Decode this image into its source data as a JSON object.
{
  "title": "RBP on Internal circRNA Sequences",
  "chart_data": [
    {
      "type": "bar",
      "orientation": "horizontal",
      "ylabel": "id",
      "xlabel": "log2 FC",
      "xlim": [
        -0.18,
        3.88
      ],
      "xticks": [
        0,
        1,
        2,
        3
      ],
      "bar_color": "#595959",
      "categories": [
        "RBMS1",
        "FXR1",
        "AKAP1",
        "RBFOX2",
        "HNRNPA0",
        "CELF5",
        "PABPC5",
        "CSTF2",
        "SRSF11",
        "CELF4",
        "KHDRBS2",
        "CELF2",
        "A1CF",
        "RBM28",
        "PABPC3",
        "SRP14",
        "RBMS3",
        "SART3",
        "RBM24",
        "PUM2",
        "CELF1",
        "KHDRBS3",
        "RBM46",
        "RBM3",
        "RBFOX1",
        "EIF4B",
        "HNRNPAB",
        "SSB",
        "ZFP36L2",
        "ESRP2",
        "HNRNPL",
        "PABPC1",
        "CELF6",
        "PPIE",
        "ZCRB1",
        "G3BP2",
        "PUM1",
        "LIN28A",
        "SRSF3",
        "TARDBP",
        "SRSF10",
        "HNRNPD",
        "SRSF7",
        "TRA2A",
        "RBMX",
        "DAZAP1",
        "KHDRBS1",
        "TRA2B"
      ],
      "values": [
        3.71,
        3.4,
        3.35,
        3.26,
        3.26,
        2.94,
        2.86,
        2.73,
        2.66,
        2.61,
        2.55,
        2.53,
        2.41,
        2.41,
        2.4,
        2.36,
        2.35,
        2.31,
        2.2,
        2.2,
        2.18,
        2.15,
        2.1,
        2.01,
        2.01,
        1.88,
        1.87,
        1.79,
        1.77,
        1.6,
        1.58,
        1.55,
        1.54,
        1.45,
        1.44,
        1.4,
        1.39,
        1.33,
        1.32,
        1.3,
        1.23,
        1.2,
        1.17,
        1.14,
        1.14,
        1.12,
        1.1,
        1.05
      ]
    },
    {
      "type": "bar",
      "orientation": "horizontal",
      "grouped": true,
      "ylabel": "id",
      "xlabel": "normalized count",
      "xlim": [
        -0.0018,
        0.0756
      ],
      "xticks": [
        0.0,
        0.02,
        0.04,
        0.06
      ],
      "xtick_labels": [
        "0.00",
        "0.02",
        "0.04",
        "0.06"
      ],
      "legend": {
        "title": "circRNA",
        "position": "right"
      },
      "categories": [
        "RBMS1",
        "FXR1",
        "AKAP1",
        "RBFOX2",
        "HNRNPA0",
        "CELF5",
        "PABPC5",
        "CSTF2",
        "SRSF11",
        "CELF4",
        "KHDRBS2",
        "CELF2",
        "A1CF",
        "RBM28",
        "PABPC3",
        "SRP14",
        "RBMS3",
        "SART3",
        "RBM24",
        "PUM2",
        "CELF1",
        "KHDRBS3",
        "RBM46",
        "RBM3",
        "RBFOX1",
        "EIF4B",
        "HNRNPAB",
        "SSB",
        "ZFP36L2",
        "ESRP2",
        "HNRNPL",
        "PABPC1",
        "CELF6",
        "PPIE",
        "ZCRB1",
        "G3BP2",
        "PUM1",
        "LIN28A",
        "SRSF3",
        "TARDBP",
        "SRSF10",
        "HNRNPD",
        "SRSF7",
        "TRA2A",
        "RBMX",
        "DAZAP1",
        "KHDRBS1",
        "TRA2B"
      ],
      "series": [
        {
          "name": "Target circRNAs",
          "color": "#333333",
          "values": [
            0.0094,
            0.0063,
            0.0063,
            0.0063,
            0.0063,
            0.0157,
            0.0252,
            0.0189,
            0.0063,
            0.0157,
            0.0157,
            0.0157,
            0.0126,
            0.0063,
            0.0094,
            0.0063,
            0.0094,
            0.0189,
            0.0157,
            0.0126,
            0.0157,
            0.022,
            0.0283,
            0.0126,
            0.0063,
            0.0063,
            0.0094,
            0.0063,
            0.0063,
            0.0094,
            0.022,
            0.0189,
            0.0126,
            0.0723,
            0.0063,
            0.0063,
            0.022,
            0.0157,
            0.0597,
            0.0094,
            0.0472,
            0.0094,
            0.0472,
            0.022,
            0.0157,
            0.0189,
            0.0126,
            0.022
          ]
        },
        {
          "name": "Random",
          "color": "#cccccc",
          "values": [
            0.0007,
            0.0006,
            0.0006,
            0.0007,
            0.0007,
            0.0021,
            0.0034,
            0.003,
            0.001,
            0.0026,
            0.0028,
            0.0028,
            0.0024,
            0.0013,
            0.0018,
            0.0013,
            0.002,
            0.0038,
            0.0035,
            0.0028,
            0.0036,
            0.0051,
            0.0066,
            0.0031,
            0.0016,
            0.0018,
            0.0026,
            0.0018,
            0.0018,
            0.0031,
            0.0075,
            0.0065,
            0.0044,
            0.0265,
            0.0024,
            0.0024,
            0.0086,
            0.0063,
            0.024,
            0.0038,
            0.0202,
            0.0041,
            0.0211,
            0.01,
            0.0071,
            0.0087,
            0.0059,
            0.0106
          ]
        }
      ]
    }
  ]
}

========================================================================

Your task → Each entry is to be returned in full, character for character.

Task solution →
Decode this image into its source data as a JSON object.
{
  "title": "RBP on Internal circRNA Sequences",
  "chart_data": [
    {
      "type": "bar",
      "orientation": "horizontal",
      "ylabel": "id",
      "xlabel": "log2 FC",
      "xlim": [
        -0.18,
        3.88
      ],
      "xticks": [
        0,
        1,
        2,
        3
      ],
      "bar_color": "#595959",
      "categories": [
        "RBMS1",
        "FXR1",
        "AKAP1",
        "RBFOX2",
        "HNRNPA0",
        "CELF5",
        "PABPC5",
        "CSTF2",
        "SRSF11",
        "CELF4",
        "KHDRBS2",
        "CELF2",
        "A1CF",
        "RBM28",
        "PABPC3",
        "SRP14",
        "RBMS3",
        "SART3",
        "RBM24",
        "PUM2",
        "CELF1",
        "KHDRBS3",
        "RBM46",
        "RBM3",
        "RBFOX1",
        "EIF4B",
        "HNRNPAB",
        "SSB",
        "ZFP36L2",
        "ESRP2",
        "HNRNPL",
        "PABPC1",
        "CELF6",
        "PPIE",
        "ZCRB1",
        "G3BP2",
        "PUM1",
        "LIN28A",
        "SRSF3",
        "TARDBP",
        "SRSF10",
        "HNRNPD",
        "SRSF7",
        "TRA2A",
        "RBMX",
        "DAZAP1",
        "KHDRBS1",
        "TRA2B"
      ],
      "values": [
        3.71,
        3.4,
        3.35,
        3.26,
        3.26,
        2.94,
        2.86,
        2.73,
        2.66,
        2.61,
        2.55,
        2.53,
        2.41,
        2.41,
        2.4,
        2.36,
        2.35,
        2.31,
        2.2,
        2.2,
        2.18,
        2.15,
        2.1,
        2.01,
        2.01,
        1.88,
        1.87,
        1.79,
        1.77,
        1.6,
        1.58,
        1.55,
        1.54,
        1.45,
        1.44,
        1.4,
        1.39,
        1.33,
        1.32,
        1.3,
        1.23,
        1.2,
        1.17,
        1.14,
        1.14,
        1.12,
        1.1,
        1.05
      ]
    },
    {
      "type": "bar",
      "orientation": "horizontal",
      "grouped": true,
      "ylabel": "id",
      "xlabel": "normalized count",
      "xlim": [
        -0.0018,
        0.0756
      ],
      "xticks": [
        0.0,
        0.02,
        0.04,
        0.06
      ],
      "xtick_labels": [
        "0.00",
        "0.02",
        "0.04",
        "0.06"
      ],
      "legend": {
        "title": "circRNA",
        "position": "right"
      },
      "categories": [
        "RBMS1",
        "FXR1",
        "AKAP1",
        "RBFOX2",
        "HNRNPA0",
        "CELF5",
        "PABPC5",
        "CSTF2",
        "SRSF11",
        "CELF4",
        "KHDRBS2",
        "CELF2",
        "A1CF",
        "RBM28",
        "PABPC3",
        "SRP14",
        "RBMS3",
        "SART3",
        "RBM24",
        "PUM2",
        "CELF1",
        "KHDRBS3",
        "RBM46",
        "RBM3",
        "RBFOX1",
        "EIF4B",
        "HNRNPAB",
        "SSB",
        "ZFP36L2",
        "ESRP2",
        "HNRNPL",
        "PABPC1",
        "CELF6",
        "PPIE",
        "ZCRB1",
        "G3BP2",
        "PUM1",
        "LIN28A",
        "SRSF3",
        "TARDBP",
        "SRSF10",
        "HNRNPD",
        "SRSF7",
        "TRA2A",
        "RBMX",
        "DAZAP1",
        "KHDRBS1",
        "TRA2B"
      ],
      "series": [
        {
          "name": "Target circRNAs",
          "color": "#333333",
          "values": [
            0.0094,
            0.0063,
            0.0063,
            0.0063,
            0.0063,
            0.0157,
            0.0252,
            0.0189,
            0.0063,
            0.0157,
            0.0157,
            0.0157,
            0.0126,
            0.0063,
            0.0094,
            0.0063,
            0.0094,
            0.0189,
            0.0157,
            0.0126,
            0.0157,
            0.022,
            0.0283,
            0.0126,
            0.0063,
            0.0063,
            0.0094,
            0.0063,
            0.0063,
            0.0094,
            0.022,
            0.0189,
            0.0126,
            0.0723,
            0.0063,
            0.0063,
            0.022,
            0.0157,
            0.0597,
            0.0094,
            0.0472,
            0.0094,
            0.0472,
            0.022,
            0.0157,
            0.0189,
            0.0126,
            0.022
          ]
        },
        {
          "name": "Random",
          "color": "#cccccc",
          "values": [
            0.0007,
            0.0006,
            0.0006,
            0.0007,
            0.0007,
            0.0021,
            0.0034,
            0.003,
            0.001,
            0.0026,
            0.0028,
            0.0028,
            0.0024,
            0.0013,
            0.0018,
            0.0013,
            0.002,
            0.0038,
            0.0035,
            0.0028,
            0.0036,
            0.0051,
            0.0066,
            0.0031,
            0.0016,
            0.0018,
            0.0026,
            0.0018,
            0.0018,
            0.0031,
            0.0075,
            0.0065,
            0.0044,
            0.0265,
            0.0024,
            0.0024,
            0.0086,
            0.0063,
            0.024,
            0.0038,
            0.0202,
            0.0041,
            0.0211,
            0.01,
            0.0071,
            0.0087,
            0.0059,
            0.0106
          ]
        }
      ]
    }
  ]
}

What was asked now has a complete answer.